[start]

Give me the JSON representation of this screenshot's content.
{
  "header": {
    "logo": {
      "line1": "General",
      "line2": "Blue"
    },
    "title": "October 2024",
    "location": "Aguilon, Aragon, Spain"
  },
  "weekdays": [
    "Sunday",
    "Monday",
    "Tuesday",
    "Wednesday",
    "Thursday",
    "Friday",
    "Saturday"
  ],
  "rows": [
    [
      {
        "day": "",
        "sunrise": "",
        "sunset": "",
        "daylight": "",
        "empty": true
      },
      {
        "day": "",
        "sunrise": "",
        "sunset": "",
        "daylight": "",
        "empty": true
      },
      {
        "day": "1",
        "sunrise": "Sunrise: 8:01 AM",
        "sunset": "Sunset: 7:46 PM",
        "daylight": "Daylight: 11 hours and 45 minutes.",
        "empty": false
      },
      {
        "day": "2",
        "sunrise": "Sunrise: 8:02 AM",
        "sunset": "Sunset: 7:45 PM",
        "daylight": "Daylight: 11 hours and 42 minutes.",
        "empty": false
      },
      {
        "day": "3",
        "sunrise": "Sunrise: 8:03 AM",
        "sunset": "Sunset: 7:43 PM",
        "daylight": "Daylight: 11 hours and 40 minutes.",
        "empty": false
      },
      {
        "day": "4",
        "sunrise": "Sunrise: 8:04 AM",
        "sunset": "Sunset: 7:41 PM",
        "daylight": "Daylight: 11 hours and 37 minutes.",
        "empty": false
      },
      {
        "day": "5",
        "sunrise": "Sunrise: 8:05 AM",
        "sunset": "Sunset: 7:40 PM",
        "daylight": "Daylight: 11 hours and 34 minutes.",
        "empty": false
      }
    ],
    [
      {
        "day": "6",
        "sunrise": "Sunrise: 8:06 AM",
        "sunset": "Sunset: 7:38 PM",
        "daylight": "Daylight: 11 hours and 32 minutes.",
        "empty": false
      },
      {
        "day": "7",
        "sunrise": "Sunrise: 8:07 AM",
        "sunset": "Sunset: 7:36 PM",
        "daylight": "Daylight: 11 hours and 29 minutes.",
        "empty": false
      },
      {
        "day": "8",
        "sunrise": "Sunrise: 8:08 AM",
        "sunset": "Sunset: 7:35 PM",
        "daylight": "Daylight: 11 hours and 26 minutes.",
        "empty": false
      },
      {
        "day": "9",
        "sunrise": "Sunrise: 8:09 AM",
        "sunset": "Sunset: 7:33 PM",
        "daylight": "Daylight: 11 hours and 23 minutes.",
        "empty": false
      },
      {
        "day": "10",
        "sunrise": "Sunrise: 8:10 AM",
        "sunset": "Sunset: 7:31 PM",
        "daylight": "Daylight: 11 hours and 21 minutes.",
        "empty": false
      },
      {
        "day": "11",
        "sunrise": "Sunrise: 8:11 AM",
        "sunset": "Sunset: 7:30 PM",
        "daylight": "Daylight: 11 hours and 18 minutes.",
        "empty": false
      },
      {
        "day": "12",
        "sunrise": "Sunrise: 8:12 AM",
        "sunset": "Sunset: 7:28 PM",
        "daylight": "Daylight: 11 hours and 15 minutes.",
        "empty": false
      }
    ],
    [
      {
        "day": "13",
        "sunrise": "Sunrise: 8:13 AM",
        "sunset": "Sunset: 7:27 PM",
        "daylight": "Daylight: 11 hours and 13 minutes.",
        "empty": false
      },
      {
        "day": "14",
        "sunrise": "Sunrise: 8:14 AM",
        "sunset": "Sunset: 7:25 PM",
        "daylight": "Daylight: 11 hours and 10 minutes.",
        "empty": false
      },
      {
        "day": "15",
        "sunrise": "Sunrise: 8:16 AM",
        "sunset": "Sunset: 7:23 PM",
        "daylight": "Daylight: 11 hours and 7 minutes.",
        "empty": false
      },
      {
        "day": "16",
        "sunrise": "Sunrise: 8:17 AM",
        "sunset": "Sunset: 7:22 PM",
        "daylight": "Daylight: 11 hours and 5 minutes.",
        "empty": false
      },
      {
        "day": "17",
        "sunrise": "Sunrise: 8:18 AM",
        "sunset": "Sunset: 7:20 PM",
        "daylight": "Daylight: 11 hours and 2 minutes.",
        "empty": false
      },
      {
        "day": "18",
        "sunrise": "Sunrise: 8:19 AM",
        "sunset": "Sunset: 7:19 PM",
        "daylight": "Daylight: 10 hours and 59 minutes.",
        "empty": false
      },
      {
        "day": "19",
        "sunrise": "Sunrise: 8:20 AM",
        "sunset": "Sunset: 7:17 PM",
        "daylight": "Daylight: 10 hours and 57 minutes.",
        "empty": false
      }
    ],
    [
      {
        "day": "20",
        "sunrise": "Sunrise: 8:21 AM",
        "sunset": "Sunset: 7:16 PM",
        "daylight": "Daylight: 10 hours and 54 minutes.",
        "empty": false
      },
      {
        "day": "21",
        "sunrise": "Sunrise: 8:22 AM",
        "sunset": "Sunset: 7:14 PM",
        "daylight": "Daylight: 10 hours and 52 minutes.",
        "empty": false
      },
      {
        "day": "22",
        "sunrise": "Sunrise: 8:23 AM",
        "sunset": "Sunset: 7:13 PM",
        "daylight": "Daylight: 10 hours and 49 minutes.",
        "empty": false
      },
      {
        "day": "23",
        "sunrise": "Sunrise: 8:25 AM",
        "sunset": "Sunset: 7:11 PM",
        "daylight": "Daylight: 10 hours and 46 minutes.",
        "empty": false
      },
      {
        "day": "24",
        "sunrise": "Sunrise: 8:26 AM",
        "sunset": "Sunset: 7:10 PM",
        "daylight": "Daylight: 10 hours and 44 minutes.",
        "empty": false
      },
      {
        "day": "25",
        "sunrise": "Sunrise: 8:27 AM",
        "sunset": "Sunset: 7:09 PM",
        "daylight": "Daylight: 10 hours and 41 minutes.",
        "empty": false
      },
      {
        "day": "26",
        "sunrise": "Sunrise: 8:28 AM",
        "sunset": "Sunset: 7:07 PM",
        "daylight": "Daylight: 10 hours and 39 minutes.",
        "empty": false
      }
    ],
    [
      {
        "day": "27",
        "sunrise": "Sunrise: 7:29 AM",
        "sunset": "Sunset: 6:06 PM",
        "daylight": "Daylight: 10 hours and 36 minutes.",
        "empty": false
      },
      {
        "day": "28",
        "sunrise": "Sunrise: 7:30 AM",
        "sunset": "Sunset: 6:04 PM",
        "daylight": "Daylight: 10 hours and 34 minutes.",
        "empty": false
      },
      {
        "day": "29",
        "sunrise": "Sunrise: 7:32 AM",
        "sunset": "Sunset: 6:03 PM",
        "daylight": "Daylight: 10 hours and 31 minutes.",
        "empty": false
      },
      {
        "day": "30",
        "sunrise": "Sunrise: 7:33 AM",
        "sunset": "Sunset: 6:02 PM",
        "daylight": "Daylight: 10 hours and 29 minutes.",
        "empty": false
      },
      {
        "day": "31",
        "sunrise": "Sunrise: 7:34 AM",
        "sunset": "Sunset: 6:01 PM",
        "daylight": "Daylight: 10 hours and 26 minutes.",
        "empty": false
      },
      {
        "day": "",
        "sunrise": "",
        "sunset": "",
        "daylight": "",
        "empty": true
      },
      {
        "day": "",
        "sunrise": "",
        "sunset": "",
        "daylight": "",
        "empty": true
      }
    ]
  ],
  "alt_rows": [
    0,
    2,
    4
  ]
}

[end]

#### [Your objective]
Copy out the data shown above without altering anything.

#### [Result]
Give me the JSON representation of this screenshot's content.
{
  "header": {
    "logo": {
      "line1": "General",
      "line2": "Blue"
    },
    "title": "October 2024",
    "location": "Aguilon, Aragon, Spain"
  },
  "weekdays": [
    "Sunday",
    "Monday",
    "Tuesday",
    "Wednesday",
    "Thursday",
    "Friday",
    "Saturday"
  ],
  "rows": [
    [
      {
        "day": "",
        "sunrise": "",
        "sunset": "",
        "daylight": "",
        "empty": true
      },
      {
        "day": "",
        "sunrise": "",
        "sunset": "",
        "daylight": "",
        "empty": true
      },
      {
        "day": "1",
        "sunrise": "Sunrise: 8:01 AM",
        "sunset": "Sunset: 7:46 PM",
        "daylight": "Daylight: 11 hours and 45 minutes.",
        "empty": false
      },
      {
        "day": "2",
        "sunrise": "Sunrise: 8:02 AM",
        "sunset": "Sunset: 7:45 PM",
        "daylight": "Daylight: 11 hours and 42 minutes.",
        "empty": false
      },
      {
        "day": "3",
        "sunrise": "Sunrise: 8:03 AM",
        "sunset": "Sunset: 7:43 PM",
        "daylight": "Daylight: 11 hours and 40 minutes.",
        "empty": false
      },
      {
        "day": "4",
        "sunrise": "Sunrise: 8:04 AM",
        "sunset": "Sunset: 7:41 PM",
        "daylight": "Daylight: 11 hours and 37 minutes.",
        "empty": false
      },
      {
        "day": "5",
        "sunrise": "Sunrise: 8:05 AM",
        "sunset": "Sunset: 7:40 PM",
        "daylight": "Daylight: 11 hours and 34 minutes.",
        "empty": false
      }
    ],
    [
      {
        "day": "6",
        "sunrise": "Sunrise: 8:06 AM",
        "sunset": "Sunset: 7:38 PM",
        "daylight": "Daylight: 11 hours and 32 minutes.",
        "empty": false
      },
      {
        "day": "7",
        "sunrise": "Sunrise: 8:07 AM",
        "sunset": "Sunset: 7:36 PM",
        "daylight": "Daylight: 11 hours and 29 minutes.",
        "empty": false
      },
      {
        "day": "8",
        "sunrise": "Sunrise: 8:08 AM",
        "sunset": "Sunset: 7:35 PM",
        "daylight": "Daylight: 11 hours and 26 minutes.",
        "empty": false
      },
      {
        "day": "9",
        "sunrise": "Sunrise: 8:09 AM",
        "sunset": "Sunset: 7:33 PM",
        "daylight": "Daylight: 11 hours and 23 minutes.",
        "empty": false
      },
      {
        "day": "10",
        "sunrise": "Sunrise: 8:10 AM",
        "sunset": "Sunset: 7:31 PM",
        "daylight": "Daylight: 11 hours and 21 minutes.",
        "empty": false
      },
      {
        "day": "11",
        "sunrise": "Sunrise: 8:11 AM",
        "sunset": "Sunset: 7:30 PM",
        "daylight": "Daylight: 11 hours and 18 minutes.",
        "empty": false
      },
      {
        "day": "12",
        "sunrise": "Sunrise: 8:12 AM",
        "sunset": "Sunset: 7:28 PM",
        "daylight": "Daylight: 11 hours and 15 minutes.",
        "empty": false
      }
    ],
    [
      {
        "day": "13",
        "sunrise": "Sunrise: 8:13 AM",
        "sunset": "Sunset: 7:27 PM",
        "daylight": "Daylight: 11 hours and 13 minutes.",
        "empty": false
      },
      {
        "day": "14",
        "sunrise": "Sunrise: 8:14 AM",
        "sunset": "Sunset: 7:25 PM",
        "daylight": "Daylight: 11 hours and 10 minutes.",
        "empty": false
      },
      {
        "day": "15",
        "sunrise": "Sunrise: 8:16 AM",
        "sunset": "Sunset: 7:23 PM",
        "daylight": "Daylight: 11 hours and 7 minutes.",
        "empty": false
      },
      {
        "day": "16",
        "sunrise": "Sunrise: 8:17 AM",
        "sunset": "Sunset: 7:22 PM",
        "daylight": "Daylight: 11 hours and 5 minutes.",
        "empty": false
      },
      {
        "day": "17",
        "sunrise": "Sunrise: 8:18 AM",
        "sunset": "Sunset: 7:20 PM",
        "daylight": "Daylight: 11 hours and 2 minutes.",
        "empty": false
      },
      {
        "day": "18",
        "sunrise": "Sunrise: 8:19 AM",
        "sunset": "Sunset: 7:19 PM",
        "daylight": "Daylight: 10 hours and 59 minutes.",
        "empty": false
      },
      {
        "day": "19",
        "sunrise": "Sunrise: 8:20 AM",
        "sunset": "Sunset: 7:17 PM",
        "daylight": "Daylight: 10 hours and 57 minutes.",
        "empty": false
      }
    ],
    [
      {
        "day": "20",
        "sunrise": "Sunrise: 8:21 AM",
        "sunset": "Sunset: 7:16 PM",
        "daylight": "Daylight: 10 hours and 54 minutes.",
        "empty": false
      },
      {
        "day": "21",
        "sunrise": "Sunrise: 8:22 AM",
        "sunset": "Sunset: 7:14 PM",
        "daylight": "Daylight: 10 hours and 52 minutes.",
        "empty": false
      },
      {
        "day": "22",
        "sunrise": "Sunrise: 8:23 AM",
        "sunset": "Sunset: 7:13 PM",
        "daylight": "Daylight: 10 hours and 49 minutes.",
        "empty": false
      },
      {
        "day": "23",
        "sunrise": "Sunrise: 8:25 AM",
        "sunset": "Sunset: 7:11 PM",
        "daylight": "Daylight: 10 hours and 46 minutes.",
        "empty": false
      },
      {
        "day": "24",
        "sunrise": "Sunrise: 8:26 AM",
        "sunset": "Sunset: 7:10 PM",
        "daylight": "Daylight: 10 hours and 44 minutes.",
        "empty": false
      },
      {
        "day": "25",
        "sunrise": "Sunrise: 8:27 AM",
        "sunset": "Sunset: 7:09 PM",
        "daylight": "Daylight: 10 hours and 41 minutes.",
        "empty": false
      },
      {
        "day": "26",
        "sunrise": "Sunrise: 8:28 AM",
        "sunset": "Sunset: 7:07 PM",
        "daylight": "Daylight: 10 hours and 39 minutes.",
        "empty": false
      }
    ],
    [
      {
        "day": "27",
        "sunrise": "Sunrise: 7:29 AM",
        "sunset": "Sunset: 6:06 PM",
        "daylight": "Daylight: 10 hours and 36 minutes.",
        "empty": false
      },
      {
        "day": "28",
        "sunrise": "Sunrise: 7:30 AM",
        "sunset": "Sunset: 6:04 PM",
        "daylight": "Daylight: 10 hours and 34 minutes.",
        "empty": false
      },
      {
        "day": "29",
        "sunrise": "Sunrise: 7:32 AM",
        "sunset": "Sunset: 6:03 PM",
        "daylight": "Daylight: 10 hours and 31 minutes.",
        "empty": false
      },
      {
        "day": "30",
        "sunrise": "Sunrise: 7:33 AM",
        "sunset": "Sunset: 6:02 PM",
        "daylight": "Daylight: 10 hours and 29 minutes.",
        "empty": false
      },
      {
        "day": "31",
        "sunrise": "Sunrise: 7:34 AM",
        "sunset": "Sunset: 6:01 PM",
        "daylight": "Daylight: 10 hours and 26 minutes.",
        "empty": false
      },
      {
        "day": "",
        "sunrise": "",
        "sunset": "",
        "daylight": "",
        "empty": true
      },
      {
        "day": "",
        "sunrise": "",
        "sunset": "",
        "daylight": "",
        "empty": true
      }
    ]
  ],
  "alt_rows": [
    0,
    2,
    4
  ]
}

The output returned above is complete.